The problem:
Copy out the records again, word for word, starting at their very first line and going on through the line containing "bride-suffix-field[interactable] bbox=[735, 262, 805, 280]", with that line included.

Available data:
## Start

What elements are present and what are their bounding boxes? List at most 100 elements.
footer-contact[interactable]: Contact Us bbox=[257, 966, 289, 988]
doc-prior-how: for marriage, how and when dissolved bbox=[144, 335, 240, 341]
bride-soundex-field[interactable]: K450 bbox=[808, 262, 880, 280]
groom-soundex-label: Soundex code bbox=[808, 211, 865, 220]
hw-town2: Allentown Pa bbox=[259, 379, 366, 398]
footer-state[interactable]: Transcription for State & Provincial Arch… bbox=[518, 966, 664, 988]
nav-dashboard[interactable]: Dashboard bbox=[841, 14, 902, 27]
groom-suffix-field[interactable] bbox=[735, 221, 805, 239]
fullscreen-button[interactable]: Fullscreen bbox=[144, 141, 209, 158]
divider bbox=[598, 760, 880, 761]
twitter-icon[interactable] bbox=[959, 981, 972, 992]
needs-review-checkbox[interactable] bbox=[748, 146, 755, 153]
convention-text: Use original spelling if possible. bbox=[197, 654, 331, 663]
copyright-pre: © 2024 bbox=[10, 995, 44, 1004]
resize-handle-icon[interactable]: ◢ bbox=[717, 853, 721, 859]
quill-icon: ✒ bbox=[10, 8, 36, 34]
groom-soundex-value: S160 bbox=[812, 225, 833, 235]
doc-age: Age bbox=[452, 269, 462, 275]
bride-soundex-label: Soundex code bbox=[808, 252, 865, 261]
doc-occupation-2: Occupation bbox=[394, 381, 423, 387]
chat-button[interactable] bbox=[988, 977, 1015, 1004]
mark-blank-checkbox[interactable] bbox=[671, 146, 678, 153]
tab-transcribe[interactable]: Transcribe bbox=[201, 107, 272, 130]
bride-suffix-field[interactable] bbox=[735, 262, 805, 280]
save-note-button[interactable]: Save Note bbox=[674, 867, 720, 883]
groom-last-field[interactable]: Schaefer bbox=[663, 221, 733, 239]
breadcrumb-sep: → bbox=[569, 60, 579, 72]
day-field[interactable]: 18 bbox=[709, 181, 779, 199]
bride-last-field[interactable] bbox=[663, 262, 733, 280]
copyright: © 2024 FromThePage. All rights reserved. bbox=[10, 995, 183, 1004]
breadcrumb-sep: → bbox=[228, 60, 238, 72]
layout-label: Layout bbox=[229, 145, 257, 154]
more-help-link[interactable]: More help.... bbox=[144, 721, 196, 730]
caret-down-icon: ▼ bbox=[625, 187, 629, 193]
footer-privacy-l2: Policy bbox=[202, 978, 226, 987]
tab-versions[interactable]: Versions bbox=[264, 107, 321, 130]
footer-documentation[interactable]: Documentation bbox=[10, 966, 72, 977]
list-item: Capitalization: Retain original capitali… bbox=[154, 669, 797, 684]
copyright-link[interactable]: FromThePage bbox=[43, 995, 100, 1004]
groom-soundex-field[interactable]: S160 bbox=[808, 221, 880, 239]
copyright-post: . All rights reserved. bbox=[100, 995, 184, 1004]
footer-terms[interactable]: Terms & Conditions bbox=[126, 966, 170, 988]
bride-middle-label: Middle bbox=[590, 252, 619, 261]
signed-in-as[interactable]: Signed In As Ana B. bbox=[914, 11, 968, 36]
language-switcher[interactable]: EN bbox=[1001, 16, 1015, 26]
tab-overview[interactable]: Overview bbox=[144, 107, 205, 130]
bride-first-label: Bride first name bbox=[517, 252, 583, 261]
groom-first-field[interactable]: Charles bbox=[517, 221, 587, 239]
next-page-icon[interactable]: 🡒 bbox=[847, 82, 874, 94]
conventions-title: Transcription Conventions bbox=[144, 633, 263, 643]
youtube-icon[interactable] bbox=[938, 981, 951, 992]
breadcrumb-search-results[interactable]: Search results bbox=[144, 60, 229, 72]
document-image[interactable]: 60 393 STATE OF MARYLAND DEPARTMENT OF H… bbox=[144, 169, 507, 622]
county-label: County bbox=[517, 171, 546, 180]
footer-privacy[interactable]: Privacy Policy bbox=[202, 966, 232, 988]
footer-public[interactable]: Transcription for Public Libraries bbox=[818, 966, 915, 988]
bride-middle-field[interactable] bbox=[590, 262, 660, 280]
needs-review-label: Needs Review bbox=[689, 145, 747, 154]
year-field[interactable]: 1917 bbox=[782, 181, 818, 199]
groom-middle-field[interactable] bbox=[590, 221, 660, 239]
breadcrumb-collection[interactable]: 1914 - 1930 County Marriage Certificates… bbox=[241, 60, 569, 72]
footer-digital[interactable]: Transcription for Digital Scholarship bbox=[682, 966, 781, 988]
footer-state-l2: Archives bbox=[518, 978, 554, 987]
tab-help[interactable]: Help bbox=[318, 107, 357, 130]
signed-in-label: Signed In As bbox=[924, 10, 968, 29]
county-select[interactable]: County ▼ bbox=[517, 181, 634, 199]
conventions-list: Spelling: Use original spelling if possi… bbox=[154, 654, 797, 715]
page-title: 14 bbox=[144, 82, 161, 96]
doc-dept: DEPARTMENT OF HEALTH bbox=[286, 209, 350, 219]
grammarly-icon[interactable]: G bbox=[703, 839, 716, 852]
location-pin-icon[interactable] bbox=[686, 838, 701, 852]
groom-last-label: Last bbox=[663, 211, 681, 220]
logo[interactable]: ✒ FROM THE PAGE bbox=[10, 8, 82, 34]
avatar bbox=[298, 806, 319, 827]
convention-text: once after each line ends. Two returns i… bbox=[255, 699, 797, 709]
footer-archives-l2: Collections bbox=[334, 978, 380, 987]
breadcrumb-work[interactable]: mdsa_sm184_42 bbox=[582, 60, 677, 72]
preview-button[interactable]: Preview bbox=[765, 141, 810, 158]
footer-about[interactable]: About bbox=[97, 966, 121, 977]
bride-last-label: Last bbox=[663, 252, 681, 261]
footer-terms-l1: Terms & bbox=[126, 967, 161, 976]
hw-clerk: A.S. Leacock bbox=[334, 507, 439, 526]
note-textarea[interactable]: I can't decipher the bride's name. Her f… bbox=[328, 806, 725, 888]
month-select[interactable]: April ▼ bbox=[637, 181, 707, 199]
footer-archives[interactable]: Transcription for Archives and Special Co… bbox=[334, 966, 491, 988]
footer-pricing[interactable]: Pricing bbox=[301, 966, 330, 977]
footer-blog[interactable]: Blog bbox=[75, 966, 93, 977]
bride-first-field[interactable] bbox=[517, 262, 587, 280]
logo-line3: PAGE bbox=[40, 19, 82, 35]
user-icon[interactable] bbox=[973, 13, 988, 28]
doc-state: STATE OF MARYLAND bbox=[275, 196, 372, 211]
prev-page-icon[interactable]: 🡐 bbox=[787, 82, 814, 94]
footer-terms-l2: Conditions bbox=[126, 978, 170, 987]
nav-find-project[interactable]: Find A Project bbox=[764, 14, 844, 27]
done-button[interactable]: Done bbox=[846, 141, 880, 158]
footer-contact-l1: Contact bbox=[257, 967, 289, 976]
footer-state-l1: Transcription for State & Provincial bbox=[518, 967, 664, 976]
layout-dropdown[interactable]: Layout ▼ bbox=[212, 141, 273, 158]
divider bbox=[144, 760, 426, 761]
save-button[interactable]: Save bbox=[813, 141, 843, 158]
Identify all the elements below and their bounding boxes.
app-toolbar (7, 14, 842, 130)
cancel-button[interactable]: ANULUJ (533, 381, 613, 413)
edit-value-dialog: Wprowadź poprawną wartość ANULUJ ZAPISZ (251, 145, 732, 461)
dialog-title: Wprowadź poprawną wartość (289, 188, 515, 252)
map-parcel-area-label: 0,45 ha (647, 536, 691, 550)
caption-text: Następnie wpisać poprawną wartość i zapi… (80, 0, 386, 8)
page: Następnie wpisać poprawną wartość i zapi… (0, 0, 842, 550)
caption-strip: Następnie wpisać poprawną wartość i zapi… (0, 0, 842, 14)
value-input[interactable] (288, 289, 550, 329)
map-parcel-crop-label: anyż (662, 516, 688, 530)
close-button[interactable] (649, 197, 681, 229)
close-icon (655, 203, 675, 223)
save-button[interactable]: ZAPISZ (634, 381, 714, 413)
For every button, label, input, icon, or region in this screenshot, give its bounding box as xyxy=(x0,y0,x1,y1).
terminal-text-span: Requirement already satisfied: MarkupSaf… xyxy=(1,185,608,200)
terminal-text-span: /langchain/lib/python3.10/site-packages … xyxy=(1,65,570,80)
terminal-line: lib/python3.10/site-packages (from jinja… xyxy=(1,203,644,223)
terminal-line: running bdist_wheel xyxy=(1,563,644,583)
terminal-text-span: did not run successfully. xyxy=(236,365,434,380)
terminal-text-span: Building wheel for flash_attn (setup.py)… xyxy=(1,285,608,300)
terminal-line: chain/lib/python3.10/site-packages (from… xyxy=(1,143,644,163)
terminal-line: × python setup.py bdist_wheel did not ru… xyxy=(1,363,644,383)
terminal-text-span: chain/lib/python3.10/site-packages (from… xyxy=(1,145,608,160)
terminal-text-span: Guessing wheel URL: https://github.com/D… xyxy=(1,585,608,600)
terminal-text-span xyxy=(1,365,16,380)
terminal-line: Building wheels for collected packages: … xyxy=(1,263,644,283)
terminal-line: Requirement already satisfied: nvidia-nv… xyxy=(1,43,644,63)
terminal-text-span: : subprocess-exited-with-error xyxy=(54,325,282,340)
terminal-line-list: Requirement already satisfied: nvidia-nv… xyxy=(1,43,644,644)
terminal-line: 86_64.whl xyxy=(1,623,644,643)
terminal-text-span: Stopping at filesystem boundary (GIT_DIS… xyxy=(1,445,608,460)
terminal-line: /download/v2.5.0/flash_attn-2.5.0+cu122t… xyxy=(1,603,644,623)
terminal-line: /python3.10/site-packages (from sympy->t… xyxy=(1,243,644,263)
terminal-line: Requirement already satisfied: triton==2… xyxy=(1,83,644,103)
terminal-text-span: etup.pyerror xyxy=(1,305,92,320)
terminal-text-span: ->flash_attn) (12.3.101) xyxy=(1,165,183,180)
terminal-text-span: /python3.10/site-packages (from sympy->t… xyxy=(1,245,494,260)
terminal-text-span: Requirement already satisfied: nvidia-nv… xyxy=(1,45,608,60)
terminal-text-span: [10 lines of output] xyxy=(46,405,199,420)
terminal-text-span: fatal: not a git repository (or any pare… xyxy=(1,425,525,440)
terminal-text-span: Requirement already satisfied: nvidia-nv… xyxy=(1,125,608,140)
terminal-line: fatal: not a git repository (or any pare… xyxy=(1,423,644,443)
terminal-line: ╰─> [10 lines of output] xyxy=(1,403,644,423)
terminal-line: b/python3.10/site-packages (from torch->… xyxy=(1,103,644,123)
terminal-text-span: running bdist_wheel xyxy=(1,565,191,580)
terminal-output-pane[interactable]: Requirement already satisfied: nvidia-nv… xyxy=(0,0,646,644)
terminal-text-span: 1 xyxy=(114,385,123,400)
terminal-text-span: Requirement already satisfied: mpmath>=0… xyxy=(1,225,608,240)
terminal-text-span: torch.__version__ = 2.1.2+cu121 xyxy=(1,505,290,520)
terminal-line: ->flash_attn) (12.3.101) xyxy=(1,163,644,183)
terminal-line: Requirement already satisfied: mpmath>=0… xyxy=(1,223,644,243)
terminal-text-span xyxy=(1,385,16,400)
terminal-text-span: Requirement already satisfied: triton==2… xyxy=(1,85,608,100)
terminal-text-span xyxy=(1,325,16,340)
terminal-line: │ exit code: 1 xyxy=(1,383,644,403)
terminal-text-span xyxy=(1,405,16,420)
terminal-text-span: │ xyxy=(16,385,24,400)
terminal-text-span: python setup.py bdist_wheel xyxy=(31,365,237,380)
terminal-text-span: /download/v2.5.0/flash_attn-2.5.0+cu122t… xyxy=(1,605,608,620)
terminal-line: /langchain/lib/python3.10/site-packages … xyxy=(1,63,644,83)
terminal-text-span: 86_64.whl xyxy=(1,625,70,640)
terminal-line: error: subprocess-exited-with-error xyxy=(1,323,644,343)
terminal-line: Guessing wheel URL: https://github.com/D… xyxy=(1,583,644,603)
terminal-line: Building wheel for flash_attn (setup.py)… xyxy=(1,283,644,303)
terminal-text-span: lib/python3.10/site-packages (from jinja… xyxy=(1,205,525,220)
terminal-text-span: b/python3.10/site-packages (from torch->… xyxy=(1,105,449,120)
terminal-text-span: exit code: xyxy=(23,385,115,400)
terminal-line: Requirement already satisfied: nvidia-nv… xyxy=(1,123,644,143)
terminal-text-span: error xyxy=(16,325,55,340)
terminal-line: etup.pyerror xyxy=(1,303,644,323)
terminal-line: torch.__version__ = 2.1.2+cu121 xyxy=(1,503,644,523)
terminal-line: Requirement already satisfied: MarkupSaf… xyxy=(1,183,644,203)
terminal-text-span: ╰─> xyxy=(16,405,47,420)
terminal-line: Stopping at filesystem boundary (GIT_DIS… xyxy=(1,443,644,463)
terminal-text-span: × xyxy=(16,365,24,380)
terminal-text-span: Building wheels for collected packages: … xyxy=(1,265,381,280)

## End

Complete response:
What elements are present and what are their bounding boxes? List at most 100 elements.
footer-contact[interactable]: Contact Us bbox=[257, 966, 289, 988]
doc-prior-how: for marriage, how and when dissolved bbox=[144, 335, 240, 341]
bride-soundex-field[interactable]: K450 bbox=[808, 262, 880, 280]
groom-soundex-label: Soundex code bbox=[808, 211, 865, 220]
hw-town2: Allentown Pa bbox=[259, 379, 366, 398]
footer-state[interactable]: Transcription for State & Provincial Arch… bbox=[518, 966, 664, 988]
nav-dashboard[interactable]: Dashboard bbox=[841, 14, 902, 27]
groom-suffix-field[interactable] bbox=[735, 221, 805, 239]
fullscreen-button[interactable]: Fullscreen bbox=[144, 141, 209, 158]
divider bbox=[598, 760, 880, 761]
twitter-icon[interactable] bbox=[959, 981, 972, 992]
needs-review-checkbox[interactable] bbox=[748, 146, 755, 153]
convention-text: Use original spelling if possible. bbox=[197, 654, 331, 663]
copyright-pre: © 2024 bbox=[10, 995, 44, 1004]
resize-handle-icon[interactable]: ◢ bbox=[717, 853, 721, 859]
quill-icon: ✒ bbox=[10, 8, 36, 34]
groom-soundex-value: S160 bbox=[812, 225, 833, 235]
doc-age: Age bbox=[452, 269, 462, 275]
bride-soundex-label: Soundex code bbox=[808, 252, 865, 261]
doc-occupation-2: Occupation bbox=[394, 381, 423, 387]
chat-button[interactable] bbox=[988, 977, 1015, 1004]
mark-blank-checkbox[interactable] bbox=[671, 146, 678, 153]
tab-transcribe[interactable]: Transcribe bbox=[201, 107, 272, 130]
bride-suffix-field[interactable] bbox=[735, 262, 805, 280]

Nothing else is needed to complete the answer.